**WHAT TO PRODUCE:** Using the data below, copy each line that includes the word "this".

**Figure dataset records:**
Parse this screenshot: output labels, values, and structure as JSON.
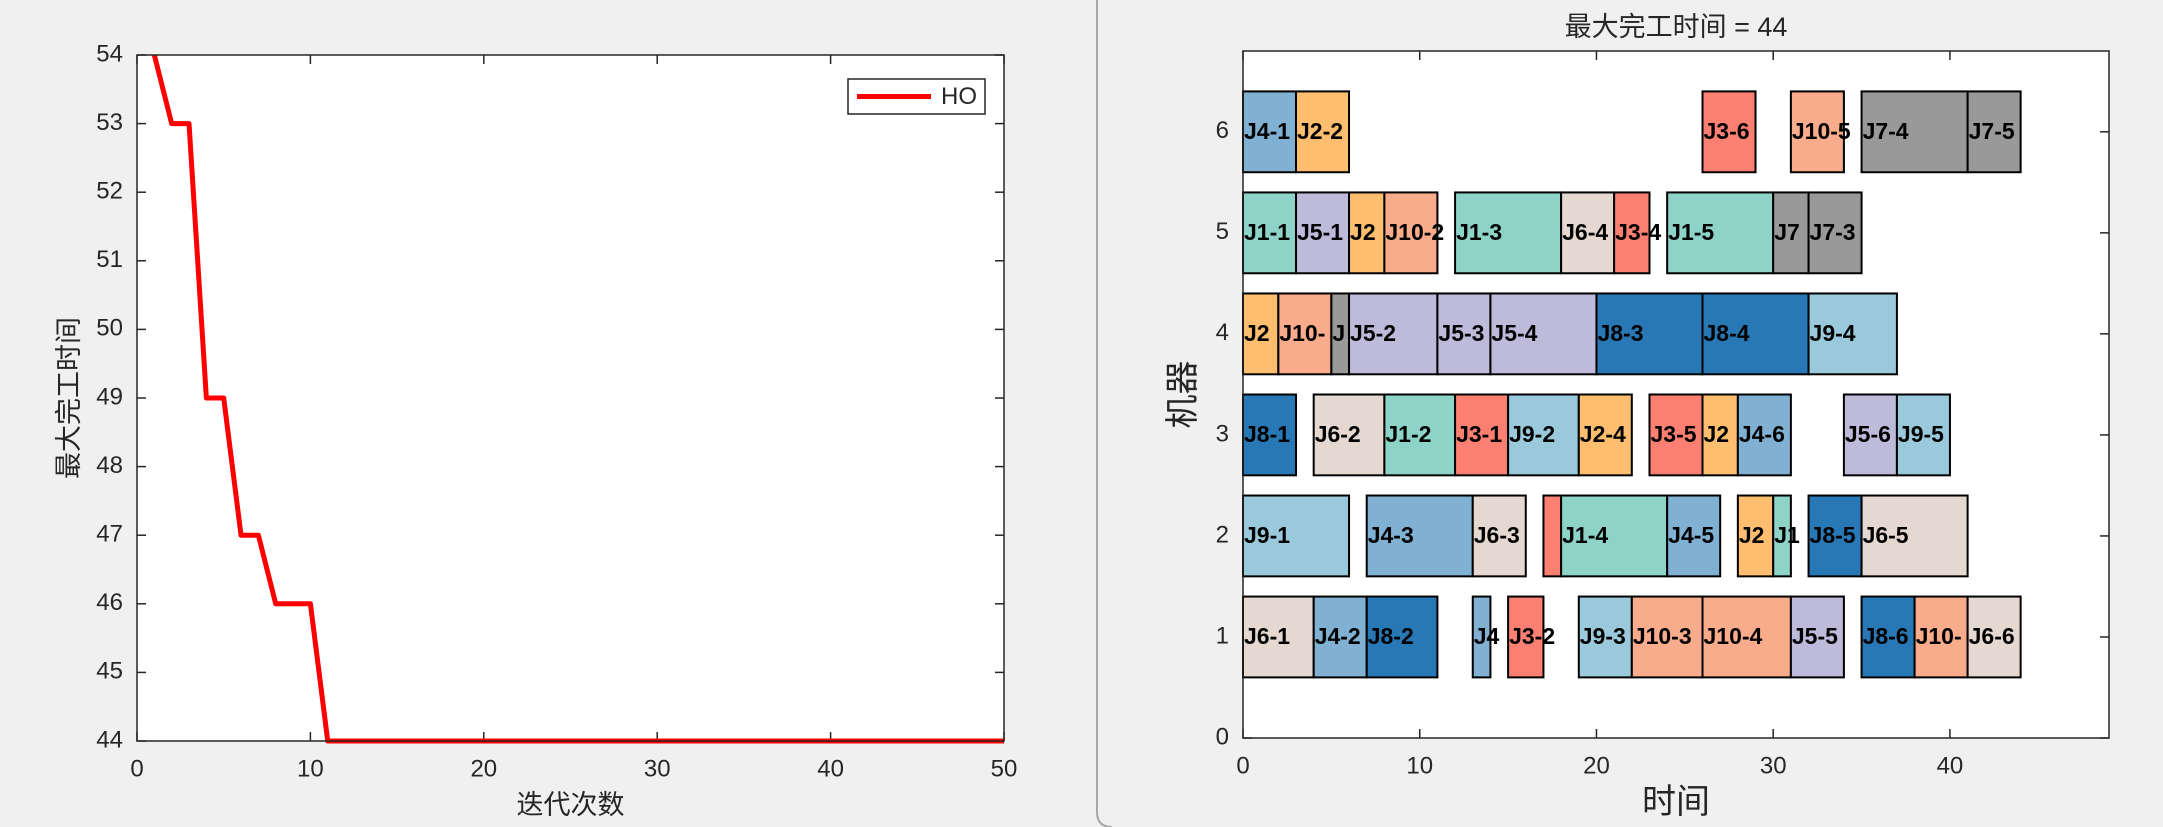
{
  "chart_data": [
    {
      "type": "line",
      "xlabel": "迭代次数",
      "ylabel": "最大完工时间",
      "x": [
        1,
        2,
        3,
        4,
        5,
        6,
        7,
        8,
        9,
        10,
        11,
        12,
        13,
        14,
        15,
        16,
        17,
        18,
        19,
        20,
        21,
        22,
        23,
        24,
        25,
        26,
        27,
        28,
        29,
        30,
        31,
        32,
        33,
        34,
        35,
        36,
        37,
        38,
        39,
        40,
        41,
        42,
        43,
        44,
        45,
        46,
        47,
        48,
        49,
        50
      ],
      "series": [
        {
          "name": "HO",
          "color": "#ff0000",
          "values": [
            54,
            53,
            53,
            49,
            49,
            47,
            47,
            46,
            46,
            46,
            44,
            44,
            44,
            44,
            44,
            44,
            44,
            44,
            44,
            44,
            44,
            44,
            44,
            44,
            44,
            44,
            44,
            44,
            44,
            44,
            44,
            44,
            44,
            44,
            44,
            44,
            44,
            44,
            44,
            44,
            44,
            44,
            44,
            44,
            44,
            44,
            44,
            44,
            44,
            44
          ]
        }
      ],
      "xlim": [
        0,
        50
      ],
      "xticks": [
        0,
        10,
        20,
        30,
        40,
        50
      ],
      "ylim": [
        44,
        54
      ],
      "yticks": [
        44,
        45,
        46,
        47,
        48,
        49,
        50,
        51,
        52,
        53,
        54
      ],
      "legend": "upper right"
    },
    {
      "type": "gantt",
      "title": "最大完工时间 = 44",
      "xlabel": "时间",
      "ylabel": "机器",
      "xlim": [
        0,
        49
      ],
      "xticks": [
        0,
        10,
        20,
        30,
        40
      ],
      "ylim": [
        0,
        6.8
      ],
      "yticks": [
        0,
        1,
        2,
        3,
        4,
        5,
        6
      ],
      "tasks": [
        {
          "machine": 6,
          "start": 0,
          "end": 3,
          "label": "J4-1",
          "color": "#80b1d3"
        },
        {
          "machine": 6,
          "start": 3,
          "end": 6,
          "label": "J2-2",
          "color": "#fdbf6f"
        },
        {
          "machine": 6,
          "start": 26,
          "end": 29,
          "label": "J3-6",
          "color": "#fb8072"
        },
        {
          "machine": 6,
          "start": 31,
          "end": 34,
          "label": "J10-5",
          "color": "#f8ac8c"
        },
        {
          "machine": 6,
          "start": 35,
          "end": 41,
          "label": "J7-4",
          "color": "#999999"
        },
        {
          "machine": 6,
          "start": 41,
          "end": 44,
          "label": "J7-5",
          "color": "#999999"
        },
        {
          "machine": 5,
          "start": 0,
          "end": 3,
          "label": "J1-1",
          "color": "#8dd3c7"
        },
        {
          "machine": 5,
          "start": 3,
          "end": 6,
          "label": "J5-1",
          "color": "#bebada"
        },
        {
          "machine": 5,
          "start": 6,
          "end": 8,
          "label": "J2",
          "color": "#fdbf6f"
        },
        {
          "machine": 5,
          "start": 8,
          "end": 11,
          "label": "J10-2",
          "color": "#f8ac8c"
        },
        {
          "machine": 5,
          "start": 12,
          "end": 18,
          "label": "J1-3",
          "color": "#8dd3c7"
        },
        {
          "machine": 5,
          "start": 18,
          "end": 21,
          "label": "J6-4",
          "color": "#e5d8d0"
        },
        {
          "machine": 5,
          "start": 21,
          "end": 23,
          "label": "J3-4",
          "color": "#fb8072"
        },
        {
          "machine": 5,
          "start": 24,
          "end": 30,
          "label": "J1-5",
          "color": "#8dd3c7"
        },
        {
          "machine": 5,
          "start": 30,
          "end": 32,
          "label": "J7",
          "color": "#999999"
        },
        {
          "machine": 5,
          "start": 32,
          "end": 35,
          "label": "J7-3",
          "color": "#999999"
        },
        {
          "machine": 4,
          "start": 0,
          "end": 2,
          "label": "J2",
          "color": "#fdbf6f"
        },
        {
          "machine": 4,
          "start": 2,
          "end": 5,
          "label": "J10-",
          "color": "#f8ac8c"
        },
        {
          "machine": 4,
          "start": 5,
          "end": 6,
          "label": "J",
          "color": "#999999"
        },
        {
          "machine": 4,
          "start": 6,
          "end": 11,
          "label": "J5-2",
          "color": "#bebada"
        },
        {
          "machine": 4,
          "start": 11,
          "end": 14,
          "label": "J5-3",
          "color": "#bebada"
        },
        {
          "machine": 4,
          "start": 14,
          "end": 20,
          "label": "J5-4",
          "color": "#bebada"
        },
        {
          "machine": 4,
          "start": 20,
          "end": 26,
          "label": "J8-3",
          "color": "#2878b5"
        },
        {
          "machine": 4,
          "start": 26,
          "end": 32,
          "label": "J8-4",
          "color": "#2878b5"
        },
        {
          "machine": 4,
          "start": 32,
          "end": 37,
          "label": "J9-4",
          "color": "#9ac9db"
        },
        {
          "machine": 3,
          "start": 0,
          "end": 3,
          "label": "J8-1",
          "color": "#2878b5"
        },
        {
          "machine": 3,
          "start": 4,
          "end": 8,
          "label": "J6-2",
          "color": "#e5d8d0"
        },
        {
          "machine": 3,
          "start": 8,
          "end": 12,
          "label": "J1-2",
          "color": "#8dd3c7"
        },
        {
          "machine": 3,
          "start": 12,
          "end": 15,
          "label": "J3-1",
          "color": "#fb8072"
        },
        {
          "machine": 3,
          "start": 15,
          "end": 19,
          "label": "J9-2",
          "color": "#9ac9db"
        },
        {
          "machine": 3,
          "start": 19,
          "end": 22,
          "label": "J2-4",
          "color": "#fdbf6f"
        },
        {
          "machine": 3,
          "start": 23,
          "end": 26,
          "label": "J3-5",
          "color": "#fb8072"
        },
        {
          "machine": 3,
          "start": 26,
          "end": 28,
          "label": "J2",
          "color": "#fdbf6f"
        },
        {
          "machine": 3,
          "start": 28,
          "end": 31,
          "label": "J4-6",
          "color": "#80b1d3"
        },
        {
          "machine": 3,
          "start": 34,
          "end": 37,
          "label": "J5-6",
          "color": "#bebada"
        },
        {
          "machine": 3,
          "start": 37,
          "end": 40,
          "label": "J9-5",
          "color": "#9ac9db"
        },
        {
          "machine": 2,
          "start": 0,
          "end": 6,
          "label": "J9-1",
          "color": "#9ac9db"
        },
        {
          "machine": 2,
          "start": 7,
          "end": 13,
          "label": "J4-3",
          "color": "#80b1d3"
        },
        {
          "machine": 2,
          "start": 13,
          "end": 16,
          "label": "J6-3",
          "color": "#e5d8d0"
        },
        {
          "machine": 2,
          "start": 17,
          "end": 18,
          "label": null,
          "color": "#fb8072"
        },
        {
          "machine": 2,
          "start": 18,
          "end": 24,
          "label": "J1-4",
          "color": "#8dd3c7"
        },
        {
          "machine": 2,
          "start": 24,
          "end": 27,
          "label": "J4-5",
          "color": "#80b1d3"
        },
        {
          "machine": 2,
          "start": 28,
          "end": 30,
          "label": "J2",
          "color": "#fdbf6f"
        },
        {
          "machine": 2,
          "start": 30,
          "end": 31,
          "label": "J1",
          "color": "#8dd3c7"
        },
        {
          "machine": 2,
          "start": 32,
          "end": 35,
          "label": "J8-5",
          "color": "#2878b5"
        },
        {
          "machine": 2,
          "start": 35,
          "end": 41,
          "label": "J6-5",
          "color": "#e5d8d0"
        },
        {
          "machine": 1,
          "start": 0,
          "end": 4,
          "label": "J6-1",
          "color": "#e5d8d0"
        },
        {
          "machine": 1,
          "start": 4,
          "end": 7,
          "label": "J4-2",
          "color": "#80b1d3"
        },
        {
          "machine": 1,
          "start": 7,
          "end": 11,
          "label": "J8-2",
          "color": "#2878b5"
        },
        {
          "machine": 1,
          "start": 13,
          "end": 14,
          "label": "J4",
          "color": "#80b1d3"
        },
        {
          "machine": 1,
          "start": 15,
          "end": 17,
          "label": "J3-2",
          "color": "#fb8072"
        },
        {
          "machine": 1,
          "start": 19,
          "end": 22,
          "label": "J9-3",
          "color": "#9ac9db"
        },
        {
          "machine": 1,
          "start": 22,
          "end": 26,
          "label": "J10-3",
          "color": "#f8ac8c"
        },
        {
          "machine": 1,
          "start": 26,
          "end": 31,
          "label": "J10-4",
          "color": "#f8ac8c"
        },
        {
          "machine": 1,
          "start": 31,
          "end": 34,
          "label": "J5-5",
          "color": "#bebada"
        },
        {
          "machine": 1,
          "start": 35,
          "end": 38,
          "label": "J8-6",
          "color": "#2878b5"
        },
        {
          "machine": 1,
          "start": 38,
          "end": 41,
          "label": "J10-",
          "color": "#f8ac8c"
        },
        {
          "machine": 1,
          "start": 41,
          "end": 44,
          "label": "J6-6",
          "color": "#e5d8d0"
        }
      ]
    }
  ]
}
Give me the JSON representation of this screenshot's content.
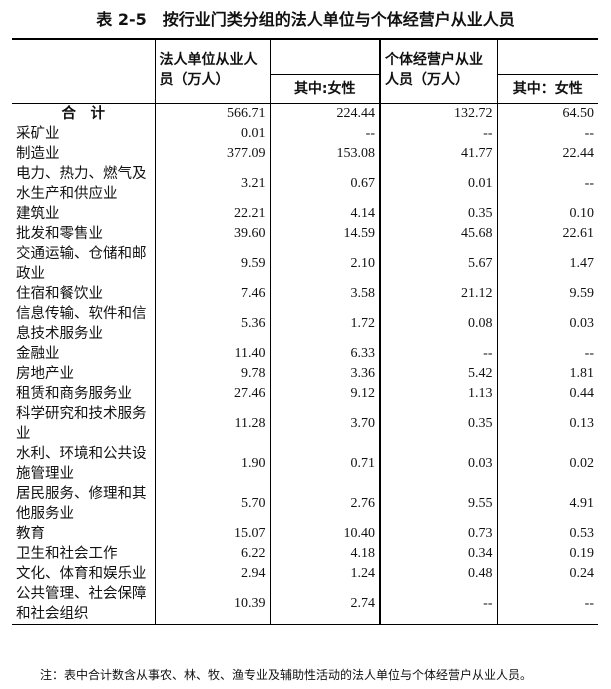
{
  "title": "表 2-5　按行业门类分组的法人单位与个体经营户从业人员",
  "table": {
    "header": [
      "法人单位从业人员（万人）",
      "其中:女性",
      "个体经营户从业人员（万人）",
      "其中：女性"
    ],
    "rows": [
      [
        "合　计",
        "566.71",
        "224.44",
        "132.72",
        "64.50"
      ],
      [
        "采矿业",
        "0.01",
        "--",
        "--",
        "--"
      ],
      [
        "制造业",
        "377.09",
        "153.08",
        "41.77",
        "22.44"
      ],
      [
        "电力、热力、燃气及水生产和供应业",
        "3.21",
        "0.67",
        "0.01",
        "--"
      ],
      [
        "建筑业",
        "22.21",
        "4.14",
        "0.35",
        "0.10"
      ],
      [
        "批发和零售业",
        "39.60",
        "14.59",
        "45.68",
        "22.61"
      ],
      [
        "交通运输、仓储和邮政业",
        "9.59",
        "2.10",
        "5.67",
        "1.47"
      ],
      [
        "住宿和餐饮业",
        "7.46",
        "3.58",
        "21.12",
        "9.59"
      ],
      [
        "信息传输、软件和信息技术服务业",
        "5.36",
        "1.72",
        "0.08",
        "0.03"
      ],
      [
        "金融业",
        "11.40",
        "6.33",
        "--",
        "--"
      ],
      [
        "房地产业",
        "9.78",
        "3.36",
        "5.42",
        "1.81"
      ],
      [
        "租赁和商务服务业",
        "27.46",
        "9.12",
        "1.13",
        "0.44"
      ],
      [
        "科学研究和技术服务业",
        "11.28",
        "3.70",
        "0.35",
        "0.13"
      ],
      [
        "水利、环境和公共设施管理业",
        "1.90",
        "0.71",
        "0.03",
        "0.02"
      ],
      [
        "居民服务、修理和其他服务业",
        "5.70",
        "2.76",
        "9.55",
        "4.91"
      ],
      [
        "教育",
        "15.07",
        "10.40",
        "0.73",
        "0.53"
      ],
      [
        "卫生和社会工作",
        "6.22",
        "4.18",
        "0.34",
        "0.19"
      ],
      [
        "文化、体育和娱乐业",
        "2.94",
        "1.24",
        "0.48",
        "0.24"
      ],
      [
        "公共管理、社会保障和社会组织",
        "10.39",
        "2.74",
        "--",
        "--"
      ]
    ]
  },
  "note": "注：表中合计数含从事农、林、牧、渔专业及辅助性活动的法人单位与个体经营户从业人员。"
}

**SOLVED PROBLEM:**
Parse this screenshot: output labels, values, and structure as JSON.
Give me the JSON representation of this screenshot's content.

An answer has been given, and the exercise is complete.